** Begin Given entries **

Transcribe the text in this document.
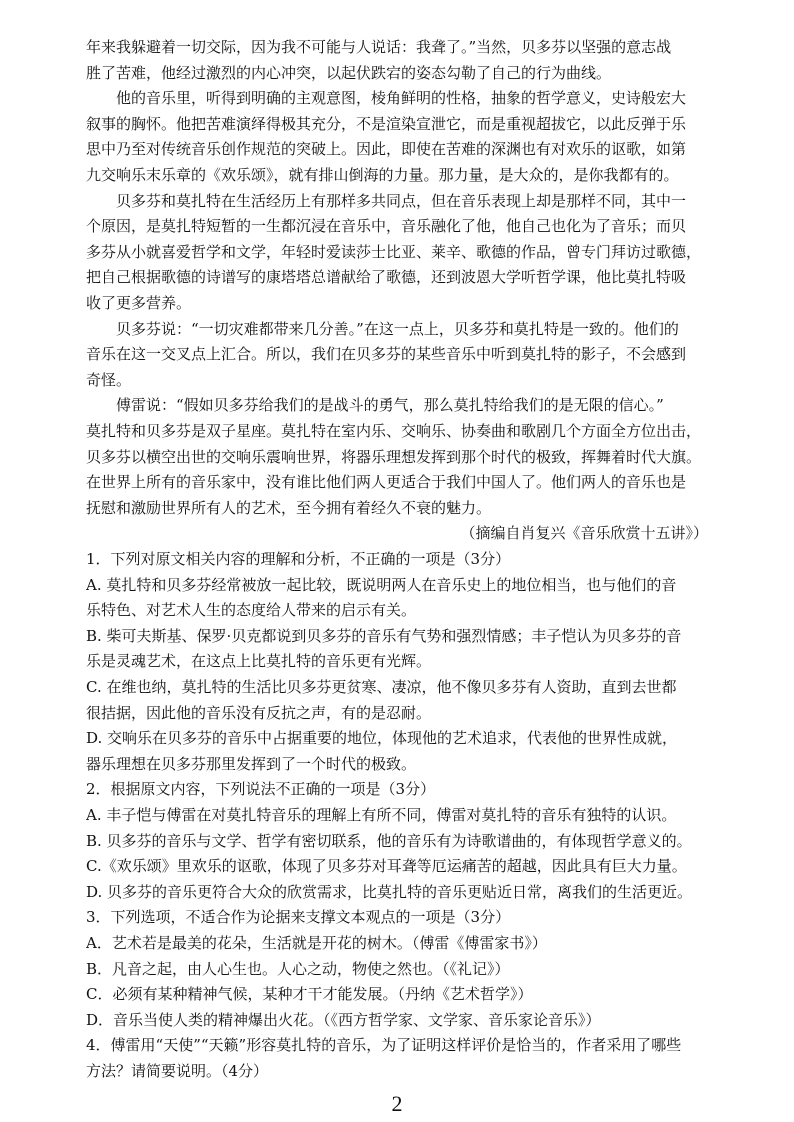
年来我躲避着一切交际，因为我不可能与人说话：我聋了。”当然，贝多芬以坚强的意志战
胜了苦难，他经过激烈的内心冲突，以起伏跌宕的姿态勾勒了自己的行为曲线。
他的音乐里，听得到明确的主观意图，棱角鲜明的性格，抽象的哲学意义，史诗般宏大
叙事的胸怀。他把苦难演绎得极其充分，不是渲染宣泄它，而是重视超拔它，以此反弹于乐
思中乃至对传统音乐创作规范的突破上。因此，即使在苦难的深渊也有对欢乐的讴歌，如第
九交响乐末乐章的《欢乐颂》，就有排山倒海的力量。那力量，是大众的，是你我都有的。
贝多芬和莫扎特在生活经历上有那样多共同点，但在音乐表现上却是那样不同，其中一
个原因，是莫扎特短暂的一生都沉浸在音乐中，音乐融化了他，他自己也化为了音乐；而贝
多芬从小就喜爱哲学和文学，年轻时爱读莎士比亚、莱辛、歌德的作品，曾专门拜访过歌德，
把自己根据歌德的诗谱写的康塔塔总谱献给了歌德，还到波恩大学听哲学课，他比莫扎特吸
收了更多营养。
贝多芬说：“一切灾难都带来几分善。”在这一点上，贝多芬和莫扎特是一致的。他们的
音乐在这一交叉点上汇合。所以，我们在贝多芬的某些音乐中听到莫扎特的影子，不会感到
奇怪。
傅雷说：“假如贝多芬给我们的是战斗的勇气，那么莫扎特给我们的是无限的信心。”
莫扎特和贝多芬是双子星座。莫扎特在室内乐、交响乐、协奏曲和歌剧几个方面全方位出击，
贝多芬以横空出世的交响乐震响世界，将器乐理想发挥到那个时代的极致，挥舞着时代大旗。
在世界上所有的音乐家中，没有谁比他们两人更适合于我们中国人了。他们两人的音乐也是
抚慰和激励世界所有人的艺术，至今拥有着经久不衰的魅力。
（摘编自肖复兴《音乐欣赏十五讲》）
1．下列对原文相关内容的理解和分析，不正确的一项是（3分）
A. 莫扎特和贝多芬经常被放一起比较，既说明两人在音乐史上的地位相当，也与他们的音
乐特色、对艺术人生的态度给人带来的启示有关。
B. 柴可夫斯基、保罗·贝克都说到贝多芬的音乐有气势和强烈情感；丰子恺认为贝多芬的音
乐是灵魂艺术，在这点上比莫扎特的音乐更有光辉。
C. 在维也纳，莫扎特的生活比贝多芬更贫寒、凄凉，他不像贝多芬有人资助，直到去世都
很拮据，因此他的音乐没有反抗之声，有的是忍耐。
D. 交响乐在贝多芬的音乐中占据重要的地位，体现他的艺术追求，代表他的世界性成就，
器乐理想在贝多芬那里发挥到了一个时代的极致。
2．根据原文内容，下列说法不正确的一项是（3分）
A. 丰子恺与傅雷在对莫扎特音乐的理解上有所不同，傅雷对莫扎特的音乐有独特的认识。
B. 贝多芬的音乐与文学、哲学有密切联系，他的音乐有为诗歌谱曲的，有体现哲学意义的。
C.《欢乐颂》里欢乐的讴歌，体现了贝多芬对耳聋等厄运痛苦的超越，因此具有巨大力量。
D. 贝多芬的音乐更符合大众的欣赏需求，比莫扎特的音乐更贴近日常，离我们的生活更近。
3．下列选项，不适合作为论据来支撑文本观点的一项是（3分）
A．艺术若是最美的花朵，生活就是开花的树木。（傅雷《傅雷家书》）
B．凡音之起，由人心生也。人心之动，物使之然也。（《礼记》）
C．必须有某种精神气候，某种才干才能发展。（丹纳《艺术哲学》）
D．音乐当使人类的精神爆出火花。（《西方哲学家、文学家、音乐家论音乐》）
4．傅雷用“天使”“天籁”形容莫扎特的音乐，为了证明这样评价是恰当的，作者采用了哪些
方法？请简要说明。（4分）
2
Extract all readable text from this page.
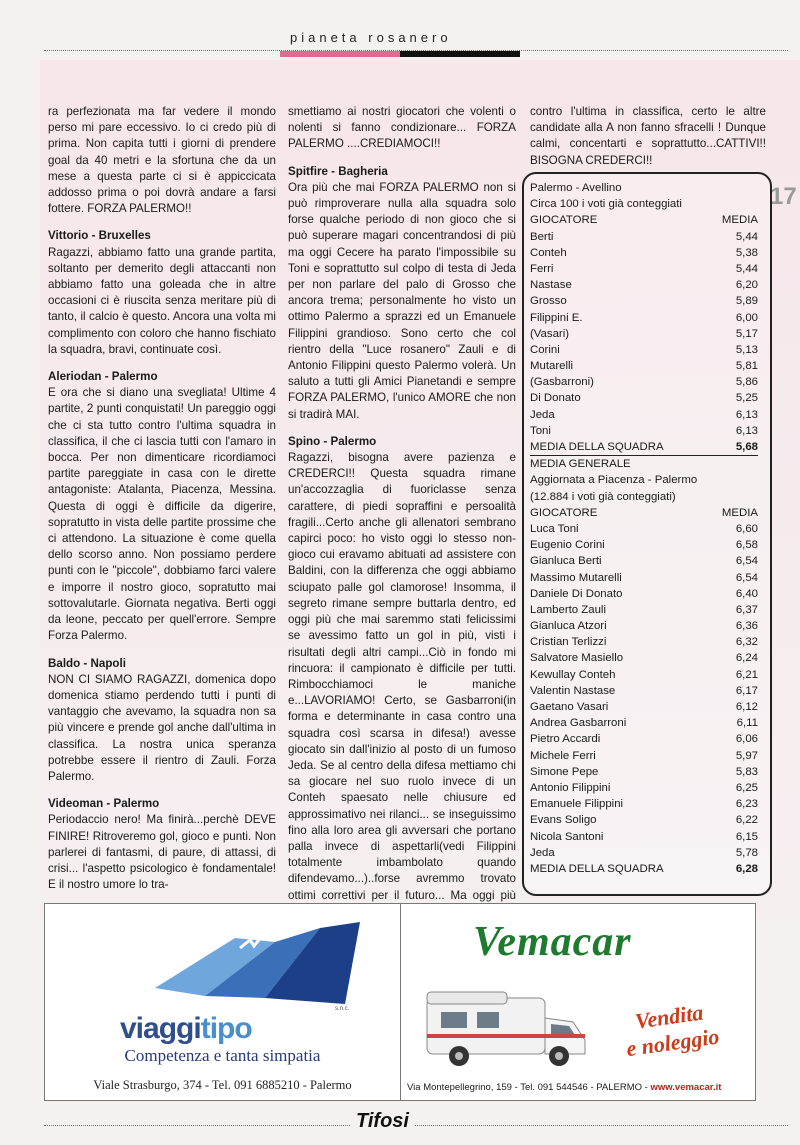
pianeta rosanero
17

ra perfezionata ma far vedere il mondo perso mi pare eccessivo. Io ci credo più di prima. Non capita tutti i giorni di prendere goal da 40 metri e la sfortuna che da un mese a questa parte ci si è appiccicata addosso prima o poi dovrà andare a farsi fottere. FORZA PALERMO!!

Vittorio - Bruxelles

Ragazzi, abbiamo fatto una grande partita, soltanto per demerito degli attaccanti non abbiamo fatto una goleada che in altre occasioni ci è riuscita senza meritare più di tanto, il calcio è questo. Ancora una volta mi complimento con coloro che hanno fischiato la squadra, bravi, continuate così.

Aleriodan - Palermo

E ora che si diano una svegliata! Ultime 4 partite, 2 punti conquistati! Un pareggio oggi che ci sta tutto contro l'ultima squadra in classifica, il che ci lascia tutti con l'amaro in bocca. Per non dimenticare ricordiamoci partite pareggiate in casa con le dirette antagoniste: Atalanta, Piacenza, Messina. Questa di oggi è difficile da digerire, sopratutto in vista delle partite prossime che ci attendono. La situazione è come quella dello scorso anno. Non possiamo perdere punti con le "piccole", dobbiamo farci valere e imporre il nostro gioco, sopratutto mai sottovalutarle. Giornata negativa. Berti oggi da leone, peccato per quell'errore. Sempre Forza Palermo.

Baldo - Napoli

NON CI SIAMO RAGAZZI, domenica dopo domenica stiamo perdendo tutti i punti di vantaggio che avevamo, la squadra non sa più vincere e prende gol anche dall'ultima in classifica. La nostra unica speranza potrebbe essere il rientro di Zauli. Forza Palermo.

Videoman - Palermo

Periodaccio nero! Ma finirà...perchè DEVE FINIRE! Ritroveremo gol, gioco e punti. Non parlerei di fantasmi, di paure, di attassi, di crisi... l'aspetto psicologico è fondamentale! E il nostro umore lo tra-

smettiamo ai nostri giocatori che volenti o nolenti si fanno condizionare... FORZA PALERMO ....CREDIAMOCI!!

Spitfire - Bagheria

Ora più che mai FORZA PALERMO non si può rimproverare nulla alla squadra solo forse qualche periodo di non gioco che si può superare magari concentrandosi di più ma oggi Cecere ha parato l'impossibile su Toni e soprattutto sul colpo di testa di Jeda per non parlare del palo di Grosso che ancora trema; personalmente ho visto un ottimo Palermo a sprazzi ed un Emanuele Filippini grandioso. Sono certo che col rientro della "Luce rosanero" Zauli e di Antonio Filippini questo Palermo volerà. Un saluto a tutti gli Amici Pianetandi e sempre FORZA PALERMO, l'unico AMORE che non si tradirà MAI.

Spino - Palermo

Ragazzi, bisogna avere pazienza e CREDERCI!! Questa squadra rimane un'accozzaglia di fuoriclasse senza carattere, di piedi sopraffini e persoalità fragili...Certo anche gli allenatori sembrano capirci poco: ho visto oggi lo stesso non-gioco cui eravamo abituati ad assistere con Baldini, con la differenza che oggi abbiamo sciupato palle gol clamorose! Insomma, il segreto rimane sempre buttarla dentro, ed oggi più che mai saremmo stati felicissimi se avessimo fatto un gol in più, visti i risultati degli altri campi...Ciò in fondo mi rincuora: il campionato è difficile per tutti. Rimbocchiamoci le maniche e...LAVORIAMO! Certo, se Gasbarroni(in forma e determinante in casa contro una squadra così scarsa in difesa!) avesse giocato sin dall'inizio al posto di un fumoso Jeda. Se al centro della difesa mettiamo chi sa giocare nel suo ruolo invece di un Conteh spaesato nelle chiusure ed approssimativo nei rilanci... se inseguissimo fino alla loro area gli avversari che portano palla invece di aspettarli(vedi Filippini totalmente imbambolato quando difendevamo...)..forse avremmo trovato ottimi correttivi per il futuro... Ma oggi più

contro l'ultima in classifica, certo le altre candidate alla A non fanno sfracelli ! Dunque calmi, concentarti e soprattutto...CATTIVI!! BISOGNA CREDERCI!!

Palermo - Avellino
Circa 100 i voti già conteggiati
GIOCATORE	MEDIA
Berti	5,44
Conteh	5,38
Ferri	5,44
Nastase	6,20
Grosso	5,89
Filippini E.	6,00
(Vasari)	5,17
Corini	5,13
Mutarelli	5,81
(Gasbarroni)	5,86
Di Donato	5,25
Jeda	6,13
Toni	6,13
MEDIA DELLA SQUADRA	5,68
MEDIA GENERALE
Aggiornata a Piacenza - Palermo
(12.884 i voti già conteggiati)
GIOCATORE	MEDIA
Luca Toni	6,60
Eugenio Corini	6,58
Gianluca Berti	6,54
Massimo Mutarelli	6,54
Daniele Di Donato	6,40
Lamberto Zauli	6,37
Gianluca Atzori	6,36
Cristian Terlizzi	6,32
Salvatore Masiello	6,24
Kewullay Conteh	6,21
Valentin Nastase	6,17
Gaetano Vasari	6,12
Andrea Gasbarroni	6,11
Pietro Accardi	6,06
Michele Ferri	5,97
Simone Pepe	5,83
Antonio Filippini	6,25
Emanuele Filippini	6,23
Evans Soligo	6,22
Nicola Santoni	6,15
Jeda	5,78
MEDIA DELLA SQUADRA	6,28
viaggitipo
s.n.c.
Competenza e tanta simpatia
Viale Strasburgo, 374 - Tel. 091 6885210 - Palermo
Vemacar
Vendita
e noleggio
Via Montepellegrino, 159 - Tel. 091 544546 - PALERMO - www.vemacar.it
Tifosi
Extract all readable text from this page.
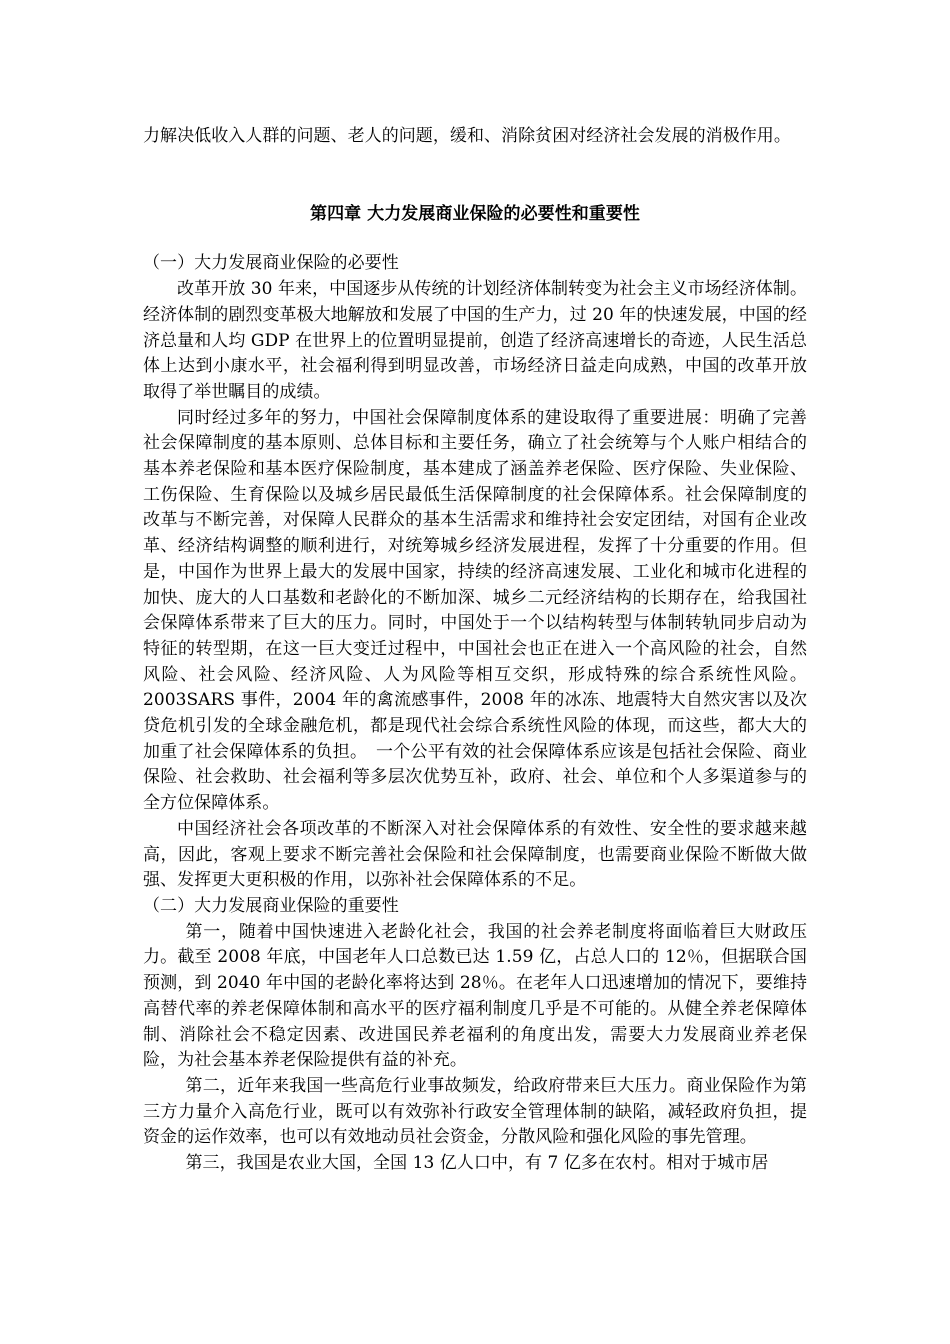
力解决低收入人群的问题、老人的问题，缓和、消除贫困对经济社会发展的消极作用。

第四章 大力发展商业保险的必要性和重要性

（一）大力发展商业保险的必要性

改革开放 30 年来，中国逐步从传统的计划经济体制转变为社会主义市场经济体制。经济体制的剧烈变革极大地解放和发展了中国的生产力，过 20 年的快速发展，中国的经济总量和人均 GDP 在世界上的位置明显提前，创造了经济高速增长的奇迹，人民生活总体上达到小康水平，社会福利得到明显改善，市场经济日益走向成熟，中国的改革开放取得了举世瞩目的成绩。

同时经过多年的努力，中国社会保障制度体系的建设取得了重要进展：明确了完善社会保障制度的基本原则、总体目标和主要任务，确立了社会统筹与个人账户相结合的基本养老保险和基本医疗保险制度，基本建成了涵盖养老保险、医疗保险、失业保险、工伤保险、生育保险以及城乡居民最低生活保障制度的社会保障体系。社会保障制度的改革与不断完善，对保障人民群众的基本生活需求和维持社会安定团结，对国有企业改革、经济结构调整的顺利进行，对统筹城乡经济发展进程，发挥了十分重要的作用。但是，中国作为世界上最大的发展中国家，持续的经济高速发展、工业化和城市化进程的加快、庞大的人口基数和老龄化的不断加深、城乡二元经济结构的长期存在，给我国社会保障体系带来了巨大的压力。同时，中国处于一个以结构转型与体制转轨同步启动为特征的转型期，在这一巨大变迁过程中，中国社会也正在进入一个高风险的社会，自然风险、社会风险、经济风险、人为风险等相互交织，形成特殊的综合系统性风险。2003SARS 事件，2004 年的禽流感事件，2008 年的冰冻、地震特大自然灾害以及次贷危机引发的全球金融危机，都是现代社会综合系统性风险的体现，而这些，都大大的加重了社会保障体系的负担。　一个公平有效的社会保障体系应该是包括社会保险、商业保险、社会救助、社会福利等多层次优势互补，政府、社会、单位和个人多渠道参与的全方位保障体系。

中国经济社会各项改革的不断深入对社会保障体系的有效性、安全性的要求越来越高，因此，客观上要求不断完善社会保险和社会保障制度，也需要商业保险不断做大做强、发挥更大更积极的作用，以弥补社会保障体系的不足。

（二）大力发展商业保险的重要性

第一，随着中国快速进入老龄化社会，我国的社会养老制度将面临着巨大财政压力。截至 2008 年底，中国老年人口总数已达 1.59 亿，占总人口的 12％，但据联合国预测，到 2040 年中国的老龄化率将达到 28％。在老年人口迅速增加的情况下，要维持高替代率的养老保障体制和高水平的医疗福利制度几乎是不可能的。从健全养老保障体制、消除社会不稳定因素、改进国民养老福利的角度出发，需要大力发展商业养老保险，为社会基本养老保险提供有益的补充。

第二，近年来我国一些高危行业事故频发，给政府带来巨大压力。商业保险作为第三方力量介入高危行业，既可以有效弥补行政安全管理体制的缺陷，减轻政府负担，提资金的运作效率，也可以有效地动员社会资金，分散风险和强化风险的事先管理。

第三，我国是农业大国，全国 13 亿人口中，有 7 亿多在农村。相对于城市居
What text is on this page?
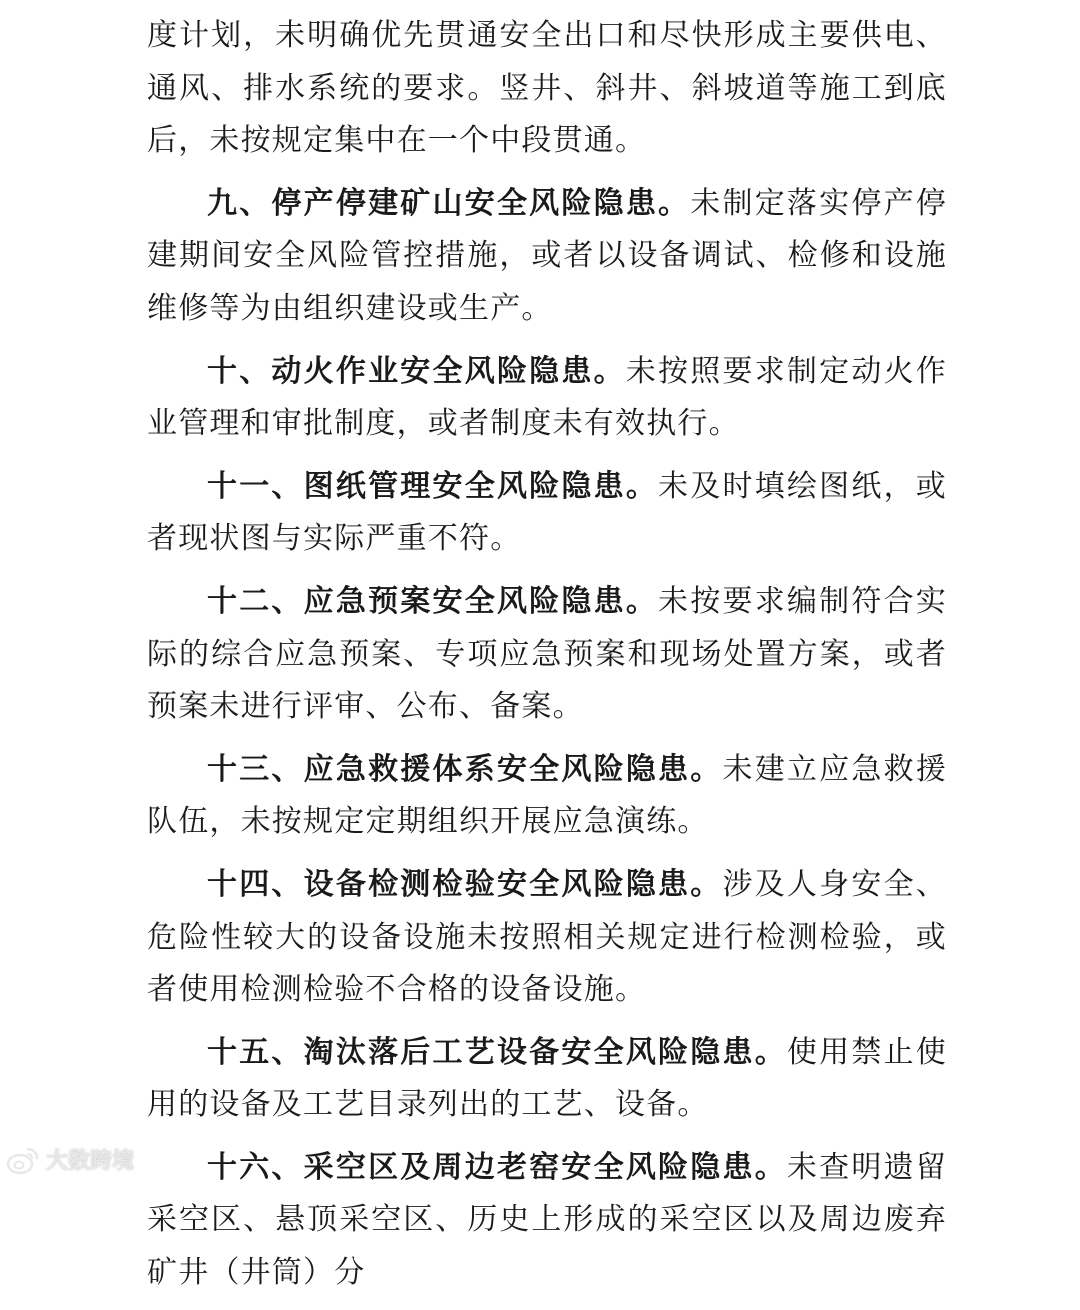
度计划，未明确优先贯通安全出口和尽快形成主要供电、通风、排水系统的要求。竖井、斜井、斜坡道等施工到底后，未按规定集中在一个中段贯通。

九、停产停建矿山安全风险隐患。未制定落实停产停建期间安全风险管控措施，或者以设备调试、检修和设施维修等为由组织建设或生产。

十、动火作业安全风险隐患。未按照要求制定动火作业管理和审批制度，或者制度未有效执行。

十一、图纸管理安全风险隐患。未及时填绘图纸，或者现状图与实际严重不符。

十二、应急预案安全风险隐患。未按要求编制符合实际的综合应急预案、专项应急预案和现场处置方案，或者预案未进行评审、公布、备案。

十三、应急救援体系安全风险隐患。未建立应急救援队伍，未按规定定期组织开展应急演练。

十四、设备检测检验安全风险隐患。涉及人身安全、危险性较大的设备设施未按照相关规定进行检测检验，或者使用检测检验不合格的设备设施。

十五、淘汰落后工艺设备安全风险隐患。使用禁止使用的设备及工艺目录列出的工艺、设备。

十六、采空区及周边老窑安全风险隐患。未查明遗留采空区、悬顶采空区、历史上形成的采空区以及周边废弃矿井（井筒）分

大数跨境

** End Given entries **

*Task to complete:*
Look through the entries above and list every line containing "abbiamo".

*Output for this task:*
Ragazzi, abbiamo fatto una grande partita, soltanto per demerito degli attaccanti non abbiamo fatto una goleada che in altre occasioni ci è riuscita senza meritare più di tanto, il calcio è questo. Ancora una volta mi complimento con coloro che hanno fischiato la squadra, bravi, continuate così.
Ragazzi, bisogna avere pazienza e CREDERCI!! Questa squadra rimane un'accozzaglia di fuoriclasse senza carattere, di piedi sopraffini e persoalità fragili...Certo anche gli allenatori sembrano capirci poco: ho visto oggi lo stesso non-gioco cui eravamo abituati ad assistere con Baldini, con la differenza che oggi abbiamo sciupato palle gol clamorose! Insomma, il segreto rimane sempre buttarla dentro, ed oggi più che mai saremmo stati felicissimi se avessimo fatto un gol in più, visti i risultati degli altri campi...Ciò in fondo mi rincuora: il campionato è difficile per tutti. Rimbocchiamoci le maniche e...LAVORIAMO! Certo, se Gasbarroni(in forma e determinante in casa contro una squadra così scarsa in difesa!) avesse giocato sin dall'inizio al posto di un fumoso Jeda. Se al centro della difesa mettiamo chi sa giocare nel suo ruolo invece di un Conteh spaesato nelle chiusure ed approssimativo nei rilanci... se inseguissimo fino alla loro area gli avversari che portano palla invece di aspettarli(vedi Filippini totalmente imbambolato quando difendevamo...)..forse avremmo trovato ottimi correttivi per il futuro... Ma oggi più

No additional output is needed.